— SUPPLIED MATERIAL —
______________________________

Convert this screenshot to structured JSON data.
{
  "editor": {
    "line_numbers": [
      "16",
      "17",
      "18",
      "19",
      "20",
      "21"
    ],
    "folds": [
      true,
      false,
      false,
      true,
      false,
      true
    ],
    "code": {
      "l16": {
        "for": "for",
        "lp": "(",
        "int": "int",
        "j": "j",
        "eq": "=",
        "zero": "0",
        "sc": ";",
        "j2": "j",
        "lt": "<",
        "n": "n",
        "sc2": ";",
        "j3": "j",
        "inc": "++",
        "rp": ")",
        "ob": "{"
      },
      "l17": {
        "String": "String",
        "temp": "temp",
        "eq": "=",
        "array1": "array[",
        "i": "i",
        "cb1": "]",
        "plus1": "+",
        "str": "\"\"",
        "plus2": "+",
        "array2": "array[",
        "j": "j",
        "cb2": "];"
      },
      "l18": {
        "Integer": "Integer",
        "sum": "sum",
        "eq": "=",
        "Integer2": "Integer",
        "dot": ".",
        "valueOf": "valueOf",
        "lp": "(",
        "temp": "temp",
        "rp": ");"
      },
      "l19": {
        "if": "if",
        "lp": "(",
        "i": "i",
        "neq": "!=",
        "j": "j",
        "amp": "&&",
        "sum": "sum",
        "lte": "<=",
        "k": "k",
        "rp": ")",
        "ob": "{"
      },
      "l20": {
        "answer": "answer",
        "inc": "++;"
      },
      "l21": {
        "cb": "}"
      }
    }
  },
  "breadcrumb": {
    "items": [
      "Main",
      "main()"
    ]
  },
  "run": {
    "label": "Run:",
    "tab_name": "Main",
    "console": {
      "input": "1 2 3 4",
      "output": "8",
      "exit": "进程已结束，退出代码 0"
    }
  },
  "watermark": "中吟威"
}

______________________________

— YOUR TASK —
Nothing should be changed: write out all of the data as is.

— SOLUTION TO THIS EXERCISE —
Convert this screenshot to structured JSON data.
{
  "editor": {
    "line_numbers": [
      "16",
      "17",
      "18",
      "19",
      "20",
      "21"
    ],
    "folds": [
      true,
      false,
      false,
      true,
      false,
      true
    ],
    "code": {
      "l16": {
        "for": "for",
        "lp": "(",
        "int": "int",
        "j": "j",
        "eq": "=",
        "zero": "0",
        "sc": ";",
        "j2": "j",
        "lt": "<",
        "n": "n",
        "sc2": ";",
        "j3": "j",
        "inc": "++",
        "rp": ")",
        "ob": "{"
      },
      "l17": {
        "String": "String",
        "temp": "temp",
        "eq": "=",
        "array1": "array[",
        "i": "i",
        "cb1": "]",
        "plus1": "+",
        "str": "\"\"",
        "plus2": "+",
        "array2": "array[",
        "j": "j",
        "cb2": "];"
      },
      "l18": {
        "Integer": "Integer",
        "sum": "sum",
        "eq": "=",
        "Integer2": "Integer",
        "dot": ".",
        "valueOf": "valueOf",
        "lp": "(",
        "temp": "temp",
        "rp": ");"
      },
      "l19": {
        "if": "if",
        "lp": "(",
        "i": "i",
        "neq": "!=",
        "j": "j",
        "amp": "&&",
        "sum": "sum",
        "lte": "<=",
        "k": "k",
        "rp": ")",
        "ob": "{"
      },
      "l20": {
        "answer": "answer",
        "inc": "++;"
      },
      "l21": {
        "cb": "}"
      }
    }
  },
  "breadcrumb": {
    "items": [
      "Main",
      "main()"
    ]
  },
  "run": {
    "label": "Run:",
    "tab_name": "Main",
    "console": {
      "input": "1 2 3 4",
      "output": "8",
      "exit": "进程已结束，退出代码 0"
    }
  },
  "watermark": "中吟威"
}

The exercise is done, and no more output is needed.